● What this task involves: Output every line of the material exactly, omitting images.

[Source records]
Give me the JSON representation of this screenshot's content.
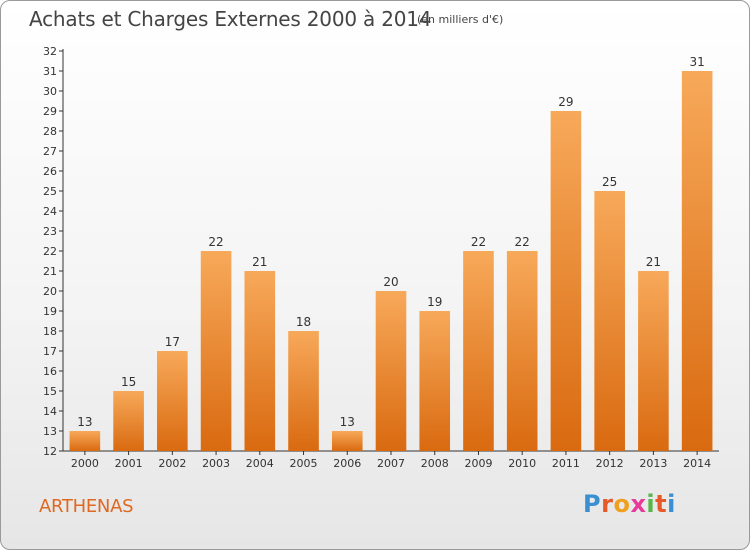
{
  "title": "Achats et Charges Externes 2000 à 2014",
  "subtitle": "(en milliers d'€)",
  "commune": "ARTHENAS",
  "logo": {
    "letters": [
      "P",
      "r",
      "o",
      "x",
      "i",
      "t",
      "i"
    ],
    "colors": [
      "#3a8fd0",
      "#e65a2a",
      "#f0a020",
      "#e83a9a",
      "#58b548",
      "#e65a2a",
      "#3a8fd0"
    ]
  },
  "colors": {
    "bar_top": "#f7a95a",
    "bar_bottom": "#d96a10",
    "title": "#444444",
    "commune": "#e06820"
  },
  "chart_data": {
    "type": "bar",
    "title": "Achats et Charges Externes 2000 à 2014",
    "subtitle": "(en milliers d'€)",
    "categories": [
      "2000",
      "2001",
      "2002",
      "2003",
      "2004",
      "2005",
      "2006",
      "2007",
      "2008",
      "2009",
      "2010",
      "2011",
      "2012",
      "2013",
      "2014"
    ],
    "values": [
      13,
      15,
      17,
      22,
      21,
      18,
      13,
      20,
      19,
      22,
      22,
      29,
      25,
      21,
      31
    ],
    "ylim": [
      12,
      32
    ],
    "yticks": [
      12,
      13,
      14,
      15,
      16,
      17,
      18,
      19,
      20,
      21,
      22,
      23,
      24,
      25,
      26,
      27,
      28,
      29,
      30,
      31,
      32
    ],
    "grid": false,
    "legend": "none"
  }
}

● Response:
Give me the JSON representation of this screenshot's content.
{
  "title": "Achats et Charges Externes 2000 à 2014",
  "subtitle": "(en milliers d'€)",
  "commune": "ARTHENAS",
  "logo": {
    "letters": [
      "P",
      "r",
      "o",
      "x",
      "i",
      "t",
      "i"
    ],
    "colors": [
      "#3a8fd0",
      "#e65a2a",
      "#f0a020",
      "#e83a9a",
      "#58b548",
      "#e65a2a",
      "#3a8fd0"
    ]
  },
  "colors": {
    "bar_top": "#f7a95a",
    "bar_bottom": "#d96a10",
    "title": "#444444",
    "commune": "#e06820"
  },
  "chart_data": {
    "type": "bar",
    "title": "Achats et Charges Externes 2000 à 2014",
    "subtitle": "(en milliers d'€)",
    "categories": [
      "2000",
      "2001",
      "2002",
      "2003",
      "2004",
      "2005",
      "2006",
      "2007",
      "2008",
      "2009",
      "2010",
      "2011",
      "2012",
      "2013",
      "2014"
    ],
    "values": [
      13,
      15,
      17,
      22,
      21,
      18,
      13,
      20,
      19,
      22,
      22,
      29,
      25,
      21,
      31
    ],
    "ylim": [
      12,
      32
    ],
    "yticks": [
      12,
      13,
      14,
      15,
      16,
      17,
      18,
      19,
      20,
      21,
      22,
      23,
      24,
      25,
      26,
      27,
      28,
      29,
      30,
      31,
      32
    ],
    "grid": false,
    "legend": "none"
  }
}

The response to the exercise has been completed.